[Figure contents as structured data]
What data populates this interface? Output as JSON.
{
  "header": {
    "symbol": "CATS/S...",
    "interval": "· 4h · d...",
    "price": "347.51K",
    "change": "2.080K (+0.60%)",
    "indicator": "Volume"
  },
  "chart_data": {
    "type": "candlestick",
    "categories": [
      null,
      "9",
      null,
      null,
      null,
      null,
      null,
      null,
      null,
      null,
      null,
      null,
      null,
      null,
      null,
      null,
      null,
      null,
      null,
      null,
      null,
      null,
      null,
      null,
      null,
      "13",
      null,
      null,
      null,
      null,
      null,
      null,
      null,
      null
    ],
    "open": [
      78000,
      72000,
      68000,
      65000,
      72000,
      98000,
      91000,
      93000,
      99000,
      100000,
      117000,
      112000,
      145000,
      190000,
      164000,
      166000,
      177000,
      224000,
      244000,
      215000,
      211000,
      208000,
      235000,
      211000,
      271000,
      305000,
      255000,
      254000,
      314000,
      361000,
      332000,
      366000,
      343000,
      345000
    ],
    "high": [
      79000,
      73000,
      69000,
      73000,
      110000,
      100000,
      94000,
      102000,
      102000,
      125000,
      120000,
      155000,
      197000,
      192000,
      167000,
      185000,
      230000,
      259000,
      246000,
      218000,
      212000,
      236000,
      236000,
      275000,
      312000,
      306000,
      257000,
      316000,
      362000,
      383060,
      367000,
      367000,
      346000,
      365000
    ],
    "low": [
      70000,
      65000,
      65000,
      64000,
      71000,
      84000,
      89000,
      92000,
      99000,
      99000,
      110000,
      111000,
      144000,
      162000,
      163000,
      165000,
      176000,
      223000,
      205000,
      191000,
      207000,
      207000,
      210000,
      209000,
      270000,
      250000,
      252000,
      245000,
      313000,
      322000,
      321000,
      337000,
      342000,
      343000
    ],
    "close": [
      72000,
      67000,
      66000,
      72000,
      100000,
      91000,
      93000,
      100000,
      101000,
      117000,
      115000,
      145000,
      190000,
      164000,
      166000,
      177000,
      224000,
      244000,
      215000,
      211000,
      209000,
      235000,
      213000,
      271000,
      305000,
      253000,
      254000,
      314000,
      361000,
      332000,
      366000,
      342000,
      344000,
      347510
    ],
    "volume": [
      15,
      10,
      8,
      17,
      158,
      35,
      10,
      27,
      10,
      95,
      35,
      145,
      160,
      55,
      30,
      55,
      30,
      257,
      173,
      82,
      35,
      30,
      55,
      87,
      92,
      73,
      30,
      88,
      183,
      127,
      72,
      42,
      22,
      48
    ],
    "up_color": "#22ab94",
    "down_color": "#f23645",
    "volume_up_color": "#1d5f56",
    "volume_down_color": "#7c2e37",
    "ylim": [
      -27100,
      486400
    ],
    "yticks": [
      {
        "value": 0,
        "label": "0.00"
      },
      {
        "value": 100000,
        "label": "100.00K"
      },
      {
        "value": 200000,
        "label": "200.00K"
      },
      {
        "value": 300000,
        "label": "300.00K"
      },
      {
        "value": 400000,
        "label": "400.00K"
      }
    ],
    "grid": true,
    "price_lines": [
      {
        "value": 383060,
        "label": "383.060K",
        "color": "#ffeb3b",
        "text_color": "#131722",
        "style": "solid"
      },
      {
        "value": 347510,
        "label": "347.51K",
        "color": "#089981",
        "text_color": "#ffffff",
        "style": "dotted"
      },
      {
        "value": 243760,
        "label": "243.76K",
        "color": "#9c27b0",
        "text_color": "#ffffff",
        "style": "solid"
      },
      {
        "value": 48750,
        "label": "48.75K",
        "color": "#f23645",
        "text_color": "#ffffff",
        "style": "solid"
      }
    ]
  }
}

▶ **What is asked**:
Gather each line in the data that holds the string "label".

▶ **Output for this exercise**:
        "label": "0.00"
        "label": "100.00K"
        "label": "200.00K"
        "label": "300.00K"
        "label": "400.00K"
        "label": "383.060K",
        "label": "347.51K",
        "label": "243.76K",
        "label": "48.75K",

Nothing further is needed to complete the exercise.